§ **STATED EXERCISE**
Retype the whole listing verbatim and keep the pictures out of it.

§ **RECORDS FOR THIS EXERCISE**
###

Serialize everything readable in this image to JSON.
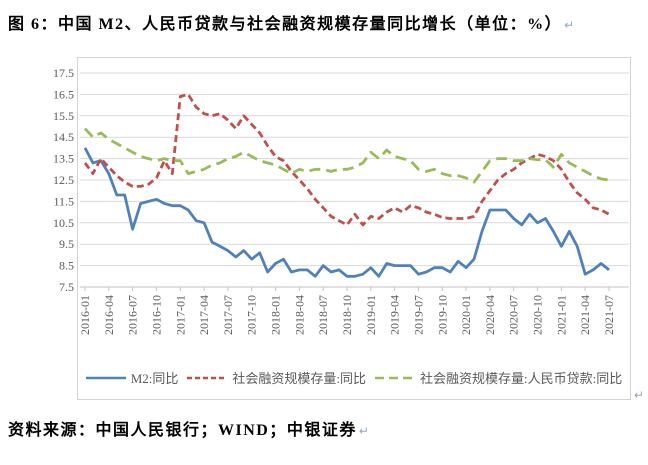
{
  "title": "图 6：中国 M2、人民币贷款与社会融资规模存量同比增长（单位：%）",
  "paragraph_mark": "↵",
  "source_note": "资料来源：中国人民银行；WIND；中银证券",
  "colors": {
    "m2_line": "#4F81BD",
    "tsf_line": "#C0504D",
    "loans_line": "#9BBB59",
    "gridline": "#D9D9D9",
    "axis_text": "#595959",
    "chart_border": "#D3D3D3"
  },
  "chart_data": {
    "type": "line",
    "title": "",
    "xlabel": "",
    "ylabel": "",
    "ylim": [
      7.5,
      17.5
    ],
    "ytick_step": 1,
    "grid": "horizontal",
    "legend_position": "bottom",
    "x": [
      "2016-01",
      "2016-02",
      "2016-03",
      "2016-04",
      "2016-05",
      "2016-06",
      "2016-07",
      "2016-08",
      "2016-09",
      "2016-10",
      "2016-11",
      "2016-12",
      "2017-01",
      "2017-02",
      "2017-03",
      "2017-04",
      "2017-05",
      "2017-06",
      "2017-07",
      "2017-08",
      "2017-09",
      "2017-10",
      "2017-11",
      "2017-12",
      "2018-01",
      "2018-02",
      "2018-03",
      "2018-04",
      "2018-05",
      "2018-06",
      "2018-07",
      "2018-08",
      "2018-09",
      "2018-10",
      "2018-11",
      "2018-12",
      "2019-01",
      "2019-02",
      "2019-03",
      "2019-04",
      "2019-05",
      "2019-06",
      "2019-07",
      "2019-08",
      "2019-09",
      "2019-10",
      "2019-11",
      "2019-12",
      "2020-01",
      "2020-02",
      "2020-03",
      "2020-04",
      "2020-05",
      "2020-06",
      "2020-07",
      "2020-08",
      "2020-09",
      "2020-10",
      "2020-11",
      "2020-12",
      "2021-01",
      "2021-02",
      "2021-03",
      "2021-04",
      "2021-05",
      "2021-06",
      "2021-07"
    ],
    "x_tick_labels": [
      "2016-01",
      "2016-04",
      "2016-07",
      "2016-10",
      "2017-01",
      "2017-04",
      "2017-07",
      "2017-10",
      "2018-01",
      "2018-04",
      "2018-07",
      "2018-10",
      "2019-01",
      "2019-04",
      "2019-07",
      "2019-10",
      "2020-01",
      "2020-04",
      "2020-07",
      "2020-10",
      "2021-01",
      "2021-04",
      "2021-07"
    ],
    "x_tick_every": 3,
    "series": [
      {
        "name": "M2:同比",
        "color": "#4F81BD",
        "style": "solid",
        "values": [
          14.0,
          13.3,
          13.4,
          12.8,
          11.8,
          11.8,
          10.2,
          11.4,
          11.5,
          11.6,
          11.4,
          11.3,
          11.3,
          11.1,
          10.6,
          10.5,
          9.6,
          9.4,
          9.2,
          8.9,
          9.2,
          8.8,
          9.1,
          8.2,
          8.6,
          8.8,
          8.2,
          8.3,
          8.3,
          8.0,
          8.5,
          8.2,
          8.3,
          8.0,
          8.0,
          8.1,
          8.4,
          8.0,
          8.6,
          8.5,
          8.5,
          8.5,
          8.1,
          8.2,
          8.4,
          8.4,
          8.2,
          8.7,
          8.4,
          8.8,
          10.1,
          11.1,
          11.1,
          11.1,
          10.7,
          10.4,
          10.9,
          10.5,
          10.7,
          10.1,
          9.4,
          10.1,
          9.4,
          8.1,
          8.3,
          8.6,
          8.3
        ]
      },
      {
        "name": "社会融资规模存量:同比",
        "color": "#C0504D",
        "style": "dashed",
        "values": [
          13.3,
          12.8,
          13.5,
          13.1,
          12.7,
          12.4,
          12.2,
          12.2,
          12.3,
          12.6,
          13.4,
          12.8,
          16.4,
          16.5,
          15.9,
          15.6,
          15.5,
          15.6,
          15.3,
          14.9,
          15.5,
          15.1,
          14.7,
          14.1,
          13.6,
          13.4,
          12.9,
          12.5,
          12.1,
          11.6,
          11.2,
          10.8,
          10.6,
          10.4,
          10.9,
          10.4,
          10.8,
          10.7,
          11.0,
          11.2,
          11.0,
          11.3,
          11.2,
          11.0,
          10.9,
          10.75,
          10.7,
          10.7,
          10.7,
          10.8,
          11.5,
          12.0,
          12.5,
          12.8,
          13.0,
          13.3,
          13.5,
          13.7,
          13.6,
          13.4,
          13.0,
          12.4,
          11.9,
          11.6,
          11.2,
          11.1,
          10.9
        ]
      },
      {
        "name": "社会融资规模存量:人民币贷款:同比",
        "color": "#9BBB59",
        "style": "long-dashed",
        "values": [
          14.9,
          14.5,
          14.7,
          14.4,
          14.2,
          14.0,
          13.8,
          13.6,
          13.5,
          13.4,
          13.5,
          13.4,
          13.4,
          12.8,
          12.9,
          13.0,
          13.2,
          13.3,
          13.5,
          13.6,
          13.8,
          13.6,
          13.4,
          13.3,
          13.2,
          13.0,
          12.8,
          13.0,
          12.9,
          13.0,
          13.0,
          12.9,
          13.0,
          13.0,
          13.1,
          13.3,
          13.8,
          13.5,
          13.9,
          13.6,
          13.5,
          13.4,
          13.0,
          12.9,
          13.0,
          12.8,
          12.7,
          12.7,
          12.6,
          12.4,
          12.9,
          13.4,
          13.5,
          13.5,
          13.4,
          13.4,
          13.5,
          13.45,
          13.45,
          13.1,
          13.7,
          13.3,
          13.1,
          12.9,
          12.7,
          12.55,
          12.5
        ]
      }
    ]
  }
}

###

§ **EXERCISE OUTPUT**
Serialize everything readable in this image to JSON.
{
  "title": "图 6：中国 M2、人民币贷款与社会融资规模存量同比增长（单位：%）",
  "paragraph_mark": "↵",
  "source_note": "资料来源：中国人民银行；WIND；中银证券",
  "colors": {
    "m2_line": "#4F81BD",
    "tsf_line": "#C0504D",
    "loans_line": "#9BBB59",
    "gridline": "#D9D9D9",
    "axis_text": "#595959",
    "chart_border": "#D3D3D3"
  },
  "chart_data": {
    "type": "line",
    "title": "",
    "xlabel": "",
    "ylabel": "",
    "ylim": [
      7.5,
      17.5
    ],
    "ytick_step": 1,
    "grid": "horizontal",
    "legend_position": "bottom",
    "x": [
      "2016-01",
      "2016-02",
      "2016-03",
      "2016-04",
      "2016-05",
      "2016-06",
      "2016-07",
      "2016-08",
      "2016-09",
      "2016-10",
      "2016-11",
      "2016-12",
      "2017-01",
      "2017-02",
      "2017-03",
      "2017-04",
      "2017-05",
      "2017-06",
      "2017-07",
      "2017-08",
      "2017-09",
      "2017-10",
      "2017-11",
      "2017-12",
      "2018-01",
      "2018-02",
      "2018-03",
      "2018-04",
      "2018-05",
      "2018-06",
      "2018-07",
      "2018-08",
      "2018-09",
      "2018-10",
      "2018-11",
      "2018-12",
      "2019-01",
      "2019-02",
      "2019-03",
      "2019-04",
      "2019-05",
      "2019-06",
      "2019-07",
      "2019-08",
      "2019-09",
      "2019-10",
      "2019-11",
      "2019-12",
      "2020-01",
      "2020-02",
      "2020-03",
      "2020-04",
      "2020-05",
      "2020-06",
      "2020-07",
      "2020-08",
      "2020-09",
      "2020-10",
      "2020-11",
      "2020-12",
      "2021-01",
      "2021-02",
      "2021-03",
      "2021-04",
      "2021-05",
      "2021-06",
      "2021-07"
    ],
    "x_tick_labels": [
      "2016-01",
      "2016-04",
      "2016-07",
      "2016-10",
      "2017-01",
      "2017-04",
      "2017-07",
      "2017-10",
      "2018-01",
      "2018-04",
      "2018-07",
      "2018-10",
      "2019-01",
      "2019-04",
      "2019-07",
      "2019-10",
      "2020-01",
      "2020-04",
      "2020-07",
      "2020-10",
      "2021-01",
      "2021-04",
      "2021-07"
    ],
    "x_tick_every": 3,
    "series": [
      {
        "name": "M2:同比",
        "color": "#4F81BD",
        "style": "solid",
        "values": [
          14.0,
          13.3,
          13.4,
          12.8,
          11.8,
          11.8,
          10.2,
          11.4,
          11.5,
          11.6,
          11.4,
          11.3,
          11.3,
          11.1,
          10.6,
          10.5,
          9.6,
          9.4,
          9.2,
          8.9,
          9.2,
          8.8,
          9.1,
          8.2,
          8.6,
          8.8,
          8.2,
          8.3,
          8.3,
          8.0,
          8.5,
          8.2,
          8.3,
          8.0,
          8.0,
          8.1,
          8.4,
          8.0,
          8.6,
          8.5,
          8.5,
          8.5,
          8.1,
          8.2,
          8.4,
          8.4,
          8.2,
          8.7,
          8.4,
          8.8,
          10.1,
          11.1,
          11.1,
          11.1,
          10.7,
          10.4,
          10.9,
          10.5,
          10.7,
          10.1,
          9.4,
          10.1,
          9.4,
          8.1,
          8.3,
          8.6,
          8.3
        ]
      },
      {
        "name": "社会融资规模存量:同比",
        "color": "#C0504D",
        "style": "dashed",
        "values": [
          13.3,
          12.8,
          13.5,
          13.1,
          12.7,
          12.4,
          12.2,
          12.2,
          12.3,
          12.6,
          13.4,
          12.8,
          16.4,
          16.5,
          15.9,
          15.6,
          15.5,
          15.6,
          15.3,
          14.9,
          15.5,
          15.1,
          14.7,
          14.1,
          13.6,
          13.4,
          12.9,
          12.5,
          12.1,
          11.6,
          11.2,
          10.8,
          10.6,
          10.4,
          10.9,
          10.4,
          10.8,
          10.7,
          11.0,
          11.2,
          11.0,
          11.3,
          11.2,
          11.0,
          10.9,
          10.75,
          10.7,
          10.7,
          10.7,
          10.8,
          11.5,
          12.0,
          12.5,
          12.8,
          13.0,
          13.3,
          13.5,
          13.7,
          13.6,
          13.4,
          13.0,
          12.4,
          11.9,
          11.6,
          11.2,
          11.1,
          10.9
        ]
      },
      {
        "name": "社会融资规模存量:人民币贷款:同比",
        "color": "#9BBB59",
        "style": "long-dashed",
        "values": [
          14.9,
          14.5,
          14.7,
          14.4,
          14.2,
          14.0,
          13.8,
          13.6,
          13.5,
          13.4,
          13.5,
          13.4,
          13.4,
          12.8,
          12.9,
          13.0,
          13.2,
          13.3,
          13.5,
          13.6,
          13.8,
          13.6,
          13.4,
          13.3,
          13.2,
          13.0,
          12.8,
          13.0,
          12.9,
          13.0,
          13.0,
          12.9,
          13.0,
          13.0,
          13.1,
          13.3,
          13.8,
          13.5,
          13.9,
          13.6,
          13.5,
          13.4,
          13.0,
          12.9,
          13.0,
          12.8,
          12.7,
          12.7,
          12.6,
          12.4,
          12.9,
          13.4,
          13.5,
          13.5,
          13.4,
          13.4,
          13.5,
          13.45,
          13.45,
          13.1,
          13.7,
          13.3,
          13.1,
          12.9,
          12.7,
          12.55,
          12.5
        ]
      }
    ]
  }
}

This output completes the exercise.